--- START Extracted data ---

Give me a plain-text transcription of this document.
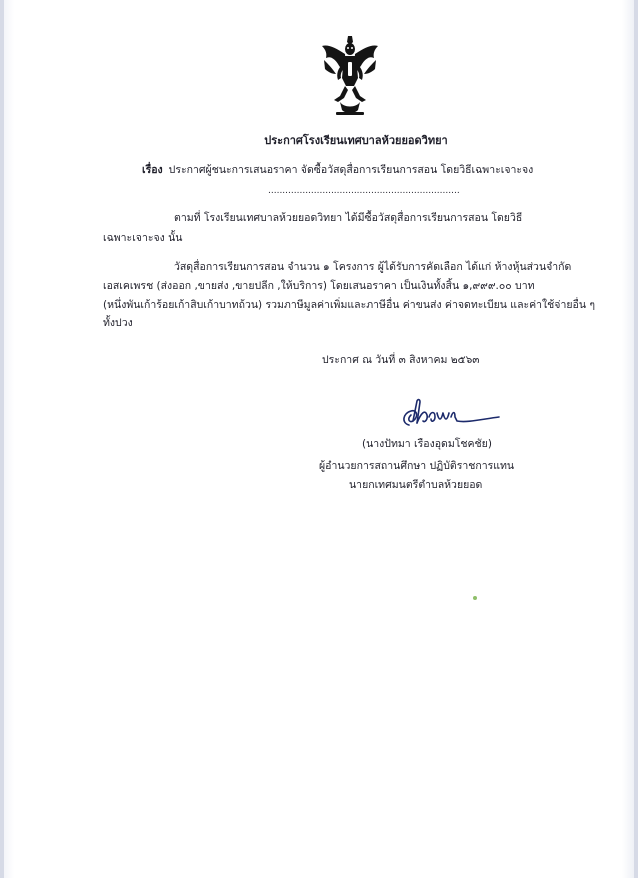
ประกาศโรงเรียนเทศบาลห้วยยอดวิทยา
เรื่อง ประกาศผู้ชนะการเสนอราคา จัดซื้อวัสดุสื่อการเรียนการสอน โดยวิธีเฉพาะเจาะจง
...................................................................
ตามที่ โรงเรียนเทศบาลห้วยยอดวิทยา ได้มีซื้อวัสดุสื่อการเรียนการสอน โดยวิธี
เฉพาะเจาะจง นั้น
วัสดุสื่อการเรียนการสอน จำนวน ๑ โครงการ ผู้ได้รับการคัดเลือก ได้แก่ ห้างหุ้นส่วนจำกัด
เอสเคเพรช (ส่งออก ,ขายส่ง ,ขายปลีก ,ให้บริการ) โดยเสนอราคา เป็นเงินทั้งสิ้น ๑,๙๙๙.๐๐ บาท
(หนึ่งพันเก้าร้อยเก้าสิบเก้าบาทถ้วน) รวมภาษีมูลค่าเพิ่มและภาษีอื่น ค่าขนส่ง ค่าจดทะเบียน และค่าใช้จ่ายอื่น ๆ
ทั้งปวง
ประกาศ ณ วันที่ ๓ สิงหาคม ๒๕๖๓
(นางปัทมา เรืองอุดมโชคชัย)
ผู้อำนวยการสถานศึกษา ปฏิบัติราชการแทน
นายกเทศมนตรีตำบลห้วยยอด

--- END Extracted data ---
--- START Extracted data ---

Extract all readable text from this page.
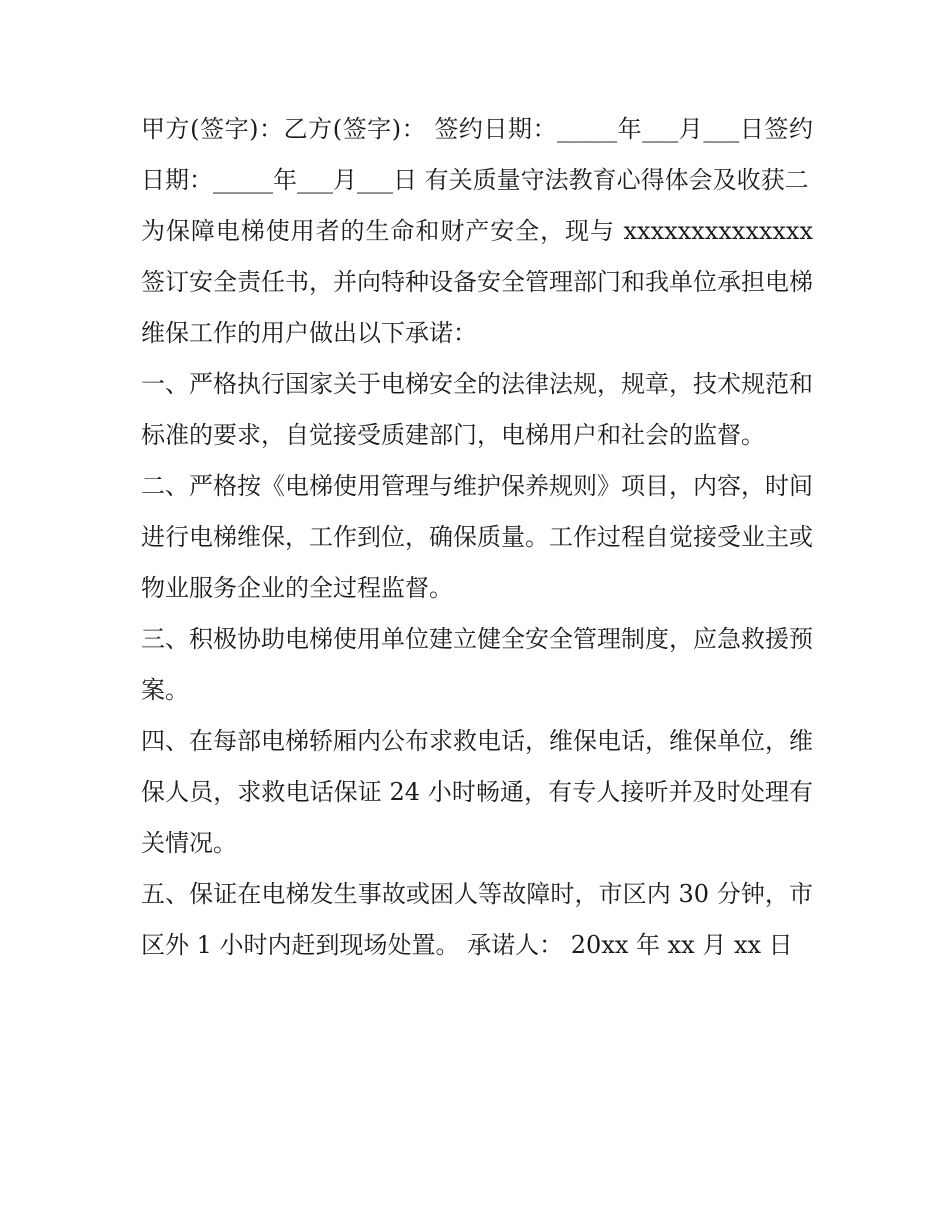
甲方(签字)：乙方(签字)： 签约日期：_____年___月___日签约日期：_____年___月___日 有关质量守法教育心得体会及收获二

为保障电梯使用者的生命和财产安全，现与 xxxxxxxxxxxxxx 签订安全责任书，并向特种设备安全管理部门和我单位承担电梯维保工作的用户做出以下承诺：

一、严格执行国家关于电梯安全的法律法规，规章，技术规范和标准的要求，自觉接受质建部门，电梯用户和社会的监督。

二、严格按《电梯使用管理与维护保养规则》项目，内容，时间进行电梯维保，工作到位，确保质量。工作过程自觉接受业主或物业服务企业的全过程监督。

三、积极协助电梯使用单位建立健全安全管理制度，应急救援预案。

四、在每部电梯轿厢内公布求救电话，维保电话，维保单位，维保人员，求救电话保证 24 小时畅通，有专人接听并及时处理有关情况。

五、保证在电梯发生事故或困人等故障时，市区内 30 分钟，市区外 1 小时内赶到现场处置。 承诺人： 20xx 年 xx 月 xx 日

--- END Extracted data ---

**Your goal**
List all lines in the material containing the string "อการเร".

**Result of the exercise**
เรื่อง ประกาศผู้ชนะการเสนอราคา จัดซื้อวัสดุสื่อการเรียนการสอน โดยวิธีเฉพาะเจาะจง
ตามที่ โรงเรียนเทศบาลห้วยยอดวิทยา ได้มีซื้อวัสดุสื่อการเรียนการสอน โดยวิธี
วัสดุสื่อการเรียนการสอน จำนวน ๑ โครงการ ผู้ได้รับการคัดเลือก ได้แก่ ห้างหุ้นส่วนจำกัด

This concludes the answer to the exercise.